- Description of the task: From the entries below, copy every line where the string "dich" appears.

- Records supplied:

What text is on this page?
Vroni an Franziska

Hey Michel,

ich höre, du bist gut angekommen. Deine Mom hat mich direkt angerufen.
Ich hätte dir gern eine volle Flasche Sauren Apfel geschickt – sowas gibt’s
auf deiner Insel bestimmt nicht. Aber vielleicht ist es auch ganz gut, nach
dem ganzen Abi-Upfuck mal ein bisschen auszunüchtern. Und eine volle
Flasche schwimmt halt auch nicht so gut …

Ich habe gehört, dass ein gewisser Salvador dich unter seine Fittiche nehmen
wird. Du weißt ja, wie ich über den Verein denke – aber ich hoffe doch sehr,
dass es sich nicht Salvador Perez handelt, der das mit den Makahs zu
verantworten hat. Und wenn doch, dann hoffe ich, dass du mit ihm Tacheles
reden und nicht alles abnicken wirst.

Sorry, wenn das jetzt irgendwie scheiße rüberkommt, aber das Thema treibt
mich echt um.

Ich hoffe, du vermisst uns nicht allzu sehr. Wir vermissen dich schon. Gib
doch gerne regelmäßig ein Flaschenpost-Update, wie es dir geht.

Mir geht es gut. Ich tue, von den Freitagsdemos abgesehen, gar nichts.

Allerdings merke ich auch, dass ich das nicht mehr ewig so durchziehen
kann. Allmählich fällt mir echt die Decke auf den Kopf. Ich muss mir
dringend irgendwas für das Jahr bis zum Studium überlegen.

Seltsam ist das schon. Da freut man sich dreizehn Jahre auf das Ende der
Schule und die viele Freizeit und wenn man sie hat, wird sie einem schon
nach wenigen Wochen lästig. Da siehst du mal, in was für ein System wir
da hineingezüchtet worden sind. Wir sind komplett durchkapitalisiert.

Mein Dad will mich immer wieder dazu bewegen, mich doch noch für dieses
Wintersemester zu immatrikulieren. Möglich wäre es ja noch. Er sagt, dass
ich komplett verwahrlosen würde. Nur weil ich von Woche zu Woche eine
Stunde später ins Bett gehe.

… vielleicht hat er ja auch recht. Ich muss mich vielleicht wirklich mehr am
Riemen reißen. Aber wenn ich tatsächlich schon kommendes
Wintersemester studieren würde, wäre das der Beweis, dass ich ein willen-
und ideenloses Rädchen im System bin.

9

- Result for this task:
Ich habe gehört, dass ein gewisser Salvador dich unter seine Fittiche nehmen
Ich hoffe, du vermisst uns nicht allzu sehr. Wir vermissen dich schon. Gib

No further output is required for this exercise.